• REQUIREMENTS
Write the data below out exactly as it stands. Do not include the pictures.

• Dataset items
--- begin ---
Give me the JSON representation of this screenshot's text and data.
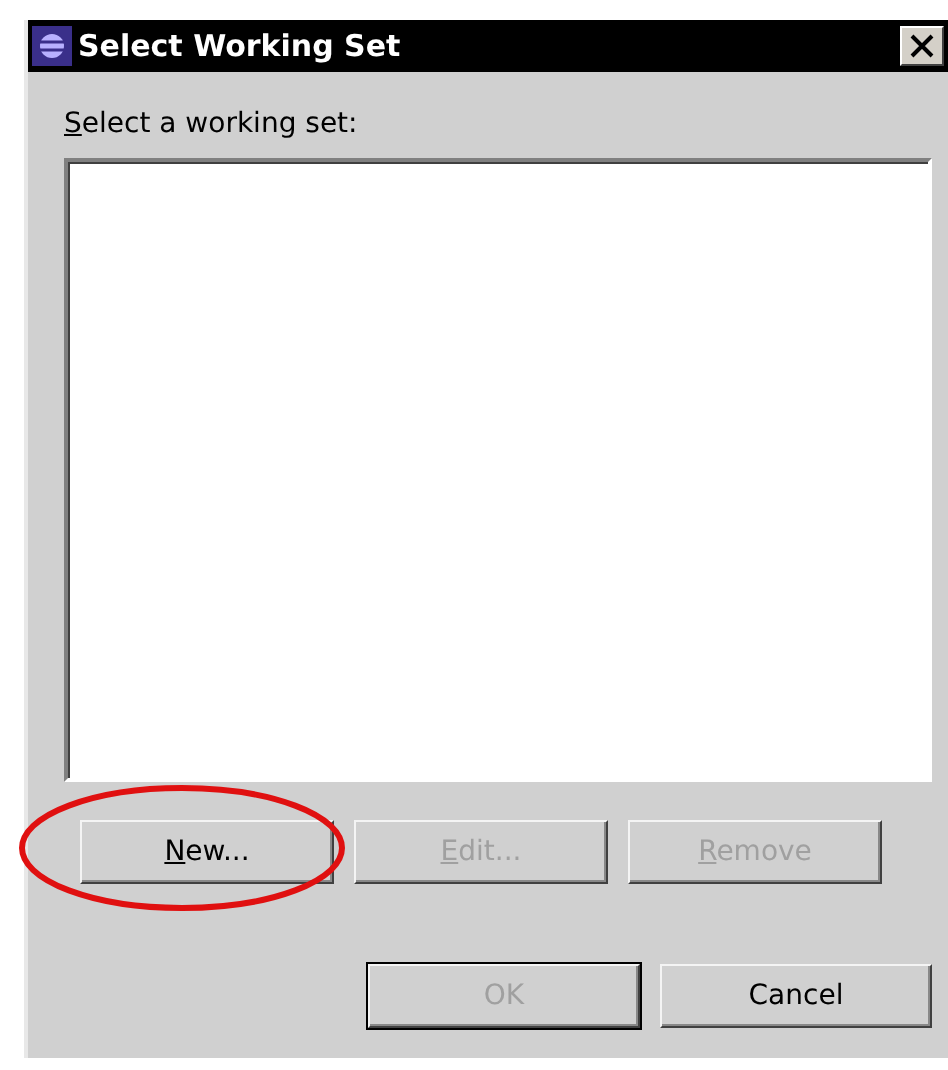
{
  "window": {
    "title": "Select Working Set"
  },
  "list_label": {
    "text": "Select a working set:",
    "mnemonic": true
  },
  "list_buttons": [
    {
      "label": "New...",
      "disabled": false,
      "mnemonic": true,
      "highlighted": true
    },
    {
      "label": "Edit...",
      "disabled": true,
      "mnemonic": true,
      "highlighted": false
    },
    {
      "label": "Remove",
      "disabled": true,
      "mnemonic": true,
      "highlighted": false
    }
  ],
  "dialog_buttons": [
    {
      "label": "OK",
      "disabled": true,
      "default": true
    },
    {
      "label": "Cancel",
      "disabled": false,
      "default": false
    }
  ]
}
--- end ---
• FULL ANSWER
Give me the JSON representation of this screenshot's text and data.
{
  "window": {
    "title": "Select Working Set"
  },
  "list_label": {
    "text": "Select a working set:",
    "mnemonic": true
  },
  "list_buttons": [
    {
      "label": "New...",
      "disabled": false,
      "mnemonic": true,
      "highlighted": true
    },
    {
      "label": "Edit...",
      "disabled": true,
      "mnemonic": true,
      "highlighted": false
    },
    {
      "label": "Remove",
      "disabled": true,
      "mnemonic": true,
      "highlighted": false
    }
  ],
  "dialog_buttons": [
    {
      "label": "OK",
      "disabled": true,
      "default": true
    },
    {
      "label": "Cancel",
      "disabled": false,
      "default": false
    }
  ]
}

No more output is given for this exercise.